→ Instructions to follow
From the entries below, gather every line containing the string "плазма".

== Dataset content

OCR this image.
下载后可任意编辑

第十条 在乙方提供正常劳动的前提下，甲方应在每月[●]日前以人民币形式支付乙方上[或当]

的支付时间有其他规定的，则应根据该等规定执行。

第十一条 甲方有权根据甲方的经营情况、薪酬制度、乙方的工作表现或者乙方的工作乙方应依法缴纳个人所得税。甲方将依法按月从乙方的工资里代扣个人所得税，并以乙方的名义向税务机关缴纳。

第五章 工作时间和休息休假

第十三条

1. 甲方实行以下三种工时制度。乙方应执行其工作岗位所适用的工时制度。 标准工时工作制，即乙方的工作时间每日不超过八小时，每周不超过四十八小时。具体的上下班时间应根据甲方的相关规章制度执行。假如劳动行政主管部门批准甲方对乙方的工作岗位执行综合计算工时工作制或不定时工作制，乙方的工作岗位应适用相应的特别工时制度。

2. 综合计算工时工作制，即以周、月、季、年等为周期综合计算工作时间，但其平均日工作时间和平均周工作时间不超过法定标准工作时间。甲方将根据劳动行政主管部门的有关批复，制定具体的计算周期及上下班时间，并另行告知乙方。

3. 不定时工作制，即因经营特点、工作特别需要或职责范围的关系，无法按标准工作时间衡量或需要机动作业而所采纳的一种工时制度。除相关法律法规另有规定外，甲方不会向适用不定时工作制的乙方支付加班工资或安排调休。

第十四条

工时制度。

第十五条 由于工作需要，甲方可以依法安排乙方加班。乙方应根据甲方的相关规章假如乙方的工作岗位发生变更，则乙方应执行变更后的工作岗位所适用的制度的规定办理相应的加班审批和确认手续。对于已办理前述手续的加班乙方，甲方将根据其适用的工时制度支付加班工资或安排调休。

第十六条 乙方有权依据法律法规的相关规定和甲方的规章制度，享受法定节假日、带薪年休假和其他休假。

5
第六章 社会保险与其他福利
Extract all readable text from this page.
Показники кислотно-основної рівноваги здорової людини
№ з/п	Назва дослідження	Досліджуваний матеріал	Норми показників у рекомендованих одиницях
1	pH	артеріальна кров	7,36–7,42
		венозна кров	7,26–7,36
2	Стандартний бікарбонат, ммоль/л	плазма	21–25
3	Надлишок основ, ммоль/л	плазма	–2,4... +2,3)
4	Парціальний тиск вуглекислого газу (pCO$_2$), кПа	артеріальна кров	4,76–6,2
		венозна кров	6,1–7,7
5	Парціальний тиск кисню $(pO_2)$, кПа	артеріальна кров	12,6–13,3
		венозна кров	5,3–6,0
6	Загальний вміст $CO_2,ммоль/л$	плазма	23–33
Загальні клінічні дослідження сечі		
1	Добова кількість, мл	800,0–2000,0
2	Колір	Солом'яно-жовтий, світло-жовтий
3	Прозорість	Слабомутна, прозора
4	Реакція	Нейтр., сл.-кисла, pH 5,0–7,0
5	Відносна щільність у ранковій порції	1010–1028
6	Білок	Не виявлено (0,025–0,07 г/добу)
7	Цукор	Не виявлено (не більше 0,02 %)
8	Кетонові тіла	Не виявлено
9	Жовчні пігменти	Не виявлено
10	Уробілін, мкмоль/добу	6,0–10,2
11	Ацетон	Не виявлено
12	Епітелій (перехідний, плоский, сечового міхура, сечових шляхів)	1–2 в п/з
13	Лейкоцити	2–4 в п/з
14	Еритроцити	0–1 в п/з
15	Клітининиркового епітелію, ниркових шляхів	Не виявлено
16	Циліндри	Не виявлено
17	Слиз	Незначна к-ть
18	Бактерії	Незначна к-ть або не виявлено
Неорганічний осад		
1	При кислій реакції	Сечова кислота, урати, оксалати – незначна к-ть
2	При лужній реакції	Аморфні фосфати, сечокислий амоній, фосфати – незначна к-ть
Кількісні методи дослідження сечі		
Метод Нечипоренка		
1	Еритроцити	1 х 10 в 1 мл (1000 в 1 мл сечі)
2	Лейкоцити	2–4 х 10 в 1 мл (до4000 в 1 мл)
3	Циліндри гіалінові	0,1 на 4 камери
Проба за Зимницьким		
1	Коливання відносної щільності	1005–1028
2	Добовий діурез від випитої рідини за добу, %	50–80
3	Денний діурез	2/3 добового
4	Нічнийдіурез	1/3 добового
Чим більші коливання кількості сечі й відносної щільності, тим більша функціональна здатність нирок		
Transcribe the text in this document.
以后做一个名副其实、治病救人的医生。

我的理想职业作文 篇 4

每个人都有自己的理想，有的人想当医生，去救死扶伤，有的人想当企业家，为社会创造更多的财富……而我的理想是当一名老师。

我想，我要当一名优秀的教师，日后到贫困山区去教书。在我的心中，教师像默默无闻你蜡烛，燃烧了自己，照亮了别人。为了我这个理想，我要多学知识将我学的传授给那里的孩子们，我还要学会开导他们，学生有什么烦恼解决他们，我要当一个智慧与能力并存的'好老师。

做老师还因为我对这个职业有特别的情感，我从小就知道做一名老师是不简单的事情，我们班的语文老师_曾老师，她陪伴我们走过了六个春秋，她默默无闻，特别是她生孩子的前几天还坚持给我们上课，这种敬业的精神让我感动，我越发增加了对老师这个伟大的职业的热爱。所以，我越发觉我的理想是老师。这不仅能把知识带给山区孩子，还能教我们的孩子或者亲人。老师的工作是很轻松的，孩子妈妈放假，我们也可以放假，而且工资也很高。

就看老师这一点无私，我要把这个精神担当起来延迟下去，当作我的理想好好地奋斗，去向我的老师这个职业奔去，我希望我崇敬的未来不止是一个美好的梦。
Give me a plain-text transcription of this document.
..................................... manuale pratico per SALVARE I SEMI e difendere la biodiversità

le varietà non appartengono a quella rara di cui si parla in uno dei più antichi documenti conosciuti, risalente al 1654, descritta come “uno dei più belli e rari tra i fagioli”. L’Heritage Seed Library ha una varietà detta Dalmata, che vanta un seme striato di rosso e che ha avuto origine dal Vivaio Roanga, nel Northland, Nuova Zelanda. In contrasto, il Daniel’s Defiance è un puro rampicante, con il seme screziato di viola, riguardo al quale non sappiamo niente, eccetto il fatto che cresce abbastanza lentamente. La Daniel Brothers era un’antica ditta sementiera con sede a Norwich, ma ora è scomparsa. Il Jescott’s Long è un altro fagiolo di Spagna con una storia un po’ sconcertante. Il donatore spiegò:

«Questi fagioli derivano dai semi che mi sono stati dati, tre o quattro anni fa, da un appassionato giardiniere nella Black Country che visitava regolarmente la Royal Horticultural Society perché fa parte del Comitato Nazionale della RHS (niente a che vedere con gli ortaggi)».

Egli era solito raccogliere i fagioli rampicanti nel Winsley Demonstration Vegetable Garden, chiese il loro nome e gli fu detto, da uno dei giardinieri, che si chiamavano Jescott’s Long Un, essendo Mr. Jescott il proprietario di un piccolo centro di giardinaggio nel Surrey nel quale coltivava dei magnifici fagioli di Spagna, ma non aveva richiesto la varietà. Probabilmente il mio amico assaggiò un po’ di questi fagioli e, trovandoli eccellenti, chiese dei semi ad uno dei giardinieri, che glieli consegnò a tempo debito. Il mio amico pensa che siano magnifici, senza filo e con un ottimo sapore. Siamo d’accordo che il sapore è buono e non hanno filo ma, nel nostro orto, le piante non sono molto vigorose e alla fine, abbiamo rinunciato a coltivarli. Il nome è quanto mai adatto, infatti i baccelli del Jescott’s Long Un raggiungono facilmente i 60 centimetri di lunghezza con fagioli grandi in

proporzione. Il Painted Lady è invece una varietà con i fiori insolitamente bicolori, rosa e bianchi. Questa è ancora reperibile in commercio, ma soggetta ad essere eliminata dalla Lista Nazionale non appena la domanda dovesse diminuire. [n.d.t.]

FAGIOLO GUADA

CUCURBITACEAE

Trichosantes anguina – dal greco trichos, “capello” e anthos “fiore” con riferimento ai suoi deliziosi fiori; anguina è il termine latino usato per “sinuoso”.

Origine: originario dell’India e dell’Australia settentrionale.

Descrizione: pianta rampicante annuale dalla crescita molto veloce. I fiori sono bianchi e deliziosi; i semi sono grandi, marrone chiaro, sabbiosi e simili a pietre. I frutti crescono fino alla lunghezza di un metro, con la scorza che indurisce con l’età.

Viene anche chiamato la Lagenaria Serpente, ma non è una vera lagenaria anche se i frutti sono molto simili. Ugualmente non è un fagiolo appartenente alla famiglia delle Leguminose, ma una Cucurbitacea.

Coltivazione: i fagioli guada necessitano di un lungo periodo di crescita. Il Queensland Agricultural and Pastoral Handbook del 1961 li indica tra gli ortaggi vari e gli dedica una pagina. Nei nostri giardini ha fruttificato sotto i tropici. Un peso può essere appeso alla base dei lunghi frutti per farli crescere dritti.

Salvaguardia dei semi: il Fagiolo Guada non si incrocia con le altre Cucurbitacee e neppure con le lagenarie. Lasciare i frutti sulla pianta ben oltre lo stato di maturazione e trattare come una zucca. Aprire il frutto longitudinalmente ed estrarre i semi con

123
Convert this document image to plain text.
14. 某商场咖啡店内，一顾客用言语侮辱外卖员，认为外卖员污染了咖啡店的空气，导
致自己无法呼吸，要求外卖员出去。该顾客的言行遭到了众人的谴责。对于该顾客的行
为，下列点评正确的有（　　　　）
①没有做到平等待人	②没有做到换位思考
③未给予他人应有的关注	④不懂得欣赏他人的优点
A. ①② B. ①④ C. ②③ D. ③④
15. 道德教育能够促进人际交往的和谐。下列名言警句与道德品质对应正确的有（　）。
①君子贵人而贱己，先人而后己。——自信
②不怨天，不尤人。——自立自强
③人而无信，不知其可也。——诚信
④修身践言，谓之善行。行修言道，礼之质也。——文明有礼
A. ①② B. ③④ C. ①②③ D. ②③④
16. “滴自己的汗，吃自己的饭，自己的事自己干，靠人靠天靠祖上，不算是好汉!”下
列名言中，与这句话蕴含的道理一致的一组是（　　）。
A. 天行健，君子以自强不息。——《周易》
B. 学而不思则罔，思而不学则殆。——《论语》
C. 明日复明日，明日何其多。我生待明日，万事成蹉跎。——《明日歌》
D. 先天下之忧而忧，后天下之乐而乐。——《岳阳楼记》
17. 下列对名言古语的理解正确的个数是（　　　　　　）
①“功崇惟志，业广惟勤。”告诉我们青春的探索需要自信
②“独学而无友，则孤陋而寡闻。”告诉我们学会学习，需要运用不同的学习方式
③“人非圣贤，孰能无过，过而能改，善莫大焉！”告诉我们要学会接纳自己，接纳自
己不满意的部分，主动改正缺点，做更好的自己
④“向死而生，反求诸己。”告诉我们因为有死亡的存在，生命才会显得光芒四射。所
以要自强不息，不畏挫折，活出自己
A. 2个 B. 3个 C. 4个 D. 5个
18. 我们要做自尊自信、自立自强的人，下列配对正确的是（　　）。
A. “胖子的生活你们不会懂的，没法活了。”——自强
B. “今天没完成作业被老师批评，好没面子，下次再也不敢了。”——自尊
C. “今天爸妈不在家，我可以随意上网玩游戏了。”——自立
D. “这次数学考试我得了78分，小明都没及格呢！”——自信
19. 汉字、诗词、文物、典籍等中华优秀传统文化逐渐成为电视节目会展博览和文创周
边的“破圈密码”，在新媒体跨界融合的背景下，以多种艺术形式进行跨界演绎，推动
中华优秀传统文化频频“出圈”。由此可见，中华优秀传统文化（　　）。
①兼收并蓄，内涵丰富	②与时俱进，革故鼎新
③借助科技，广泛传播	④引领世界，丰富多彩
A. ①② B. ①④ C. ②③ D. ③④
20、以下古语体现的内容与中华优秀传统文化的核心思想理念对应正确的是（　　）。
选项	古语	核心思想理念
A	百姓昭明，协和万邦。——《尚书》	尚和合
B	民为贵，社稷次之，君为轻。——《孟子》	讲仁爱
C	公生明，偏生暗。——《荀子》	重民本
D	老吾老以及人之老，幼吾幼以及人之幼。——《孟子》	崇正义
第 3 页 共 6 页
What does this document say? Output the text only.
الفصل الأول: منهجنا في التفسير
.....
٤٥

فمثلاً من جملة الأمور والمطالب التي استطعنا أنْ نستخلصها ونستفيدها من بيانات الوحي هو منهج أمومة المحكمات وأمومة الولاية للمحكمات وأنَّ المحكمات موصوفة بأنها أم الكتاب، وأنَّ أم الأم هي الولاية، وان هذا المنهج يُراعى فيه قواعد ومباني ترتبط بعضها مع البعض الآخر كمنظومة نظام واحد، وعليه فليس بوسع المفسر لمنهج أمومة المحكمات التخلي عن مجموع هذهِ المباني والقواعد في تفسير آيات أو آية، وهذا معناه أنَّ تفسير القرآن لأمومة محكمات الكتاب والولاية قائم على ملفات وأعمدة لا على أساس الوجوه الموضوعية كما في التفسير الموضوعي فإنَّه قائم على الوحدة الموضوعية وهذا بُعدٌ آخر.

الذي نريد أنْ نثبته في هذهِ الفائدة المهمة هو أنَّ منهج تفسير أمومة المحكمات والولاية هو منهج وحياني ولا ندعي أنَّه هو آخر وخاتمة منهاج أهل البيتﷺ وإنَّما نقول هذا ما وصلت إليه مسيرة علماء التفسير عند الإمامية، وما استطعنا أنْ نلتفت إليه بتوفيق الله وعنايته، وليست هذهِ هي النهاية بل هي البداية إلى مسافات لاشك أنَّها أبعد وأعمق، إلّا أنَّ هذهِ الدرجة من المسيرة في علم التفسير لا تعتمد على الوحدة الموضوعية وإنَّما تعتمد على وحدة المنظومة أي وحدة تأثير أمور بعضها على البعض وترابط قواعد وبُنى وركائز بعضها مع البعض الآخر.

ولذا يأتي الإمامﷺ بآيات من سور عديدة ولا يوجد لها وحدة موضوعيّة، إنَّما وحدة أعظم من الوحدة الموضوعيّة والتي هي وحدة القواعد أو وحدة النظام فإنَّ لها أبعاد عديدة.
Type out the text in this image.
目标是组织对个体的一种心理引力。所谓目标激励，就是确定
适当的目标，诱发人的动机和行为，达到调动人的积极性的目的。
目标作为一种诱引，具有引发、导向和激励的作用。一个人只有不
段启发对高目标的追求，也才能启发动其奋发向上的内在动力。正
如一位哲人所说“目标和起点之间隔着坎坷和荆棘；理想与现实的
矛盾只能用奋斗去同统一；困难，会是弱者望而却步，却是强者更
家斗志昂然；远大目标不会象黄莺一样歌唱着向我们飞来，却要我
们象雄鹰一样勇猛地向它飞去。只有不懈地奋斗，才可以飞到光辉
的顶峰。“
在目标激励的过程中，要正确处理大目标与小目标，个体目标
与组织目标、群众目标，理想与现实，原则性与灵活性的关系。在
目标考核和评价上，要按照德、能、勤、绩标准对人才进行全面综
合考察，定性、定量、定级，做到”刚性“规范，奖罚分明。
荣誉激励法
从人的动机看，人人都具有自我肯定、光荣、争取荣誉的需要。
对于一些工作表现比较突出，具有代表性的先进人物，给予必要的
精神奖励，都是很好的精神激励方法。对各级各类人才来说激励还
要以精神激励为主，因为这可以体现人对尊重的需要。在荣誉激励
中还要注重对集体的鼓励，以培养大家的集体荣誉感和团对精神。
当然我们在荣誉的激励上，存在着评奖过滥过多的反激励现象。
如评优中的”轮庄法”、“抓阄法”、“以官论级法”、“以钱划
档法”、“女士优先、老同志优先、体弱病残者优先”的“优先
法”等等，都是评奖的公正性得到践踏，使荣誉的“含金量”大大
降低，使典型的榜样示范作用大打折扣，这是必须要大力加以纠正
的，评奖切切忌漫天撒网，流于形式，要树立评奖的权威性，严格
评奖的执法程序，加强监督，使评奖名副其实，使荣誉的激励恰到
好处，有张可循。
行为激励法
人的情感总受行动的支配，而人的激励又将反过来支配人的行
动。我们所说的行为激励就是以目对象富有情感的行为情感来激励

====

→ Solved problem
2	Стандартний бікарбонат, ммоль/л	плазма	21–25
3	Надлишок основ, ммоль/л	плазма	–2,4... +2,3)
6	Загальний вміст $CO_2,ммоль/л$	плазма	23–33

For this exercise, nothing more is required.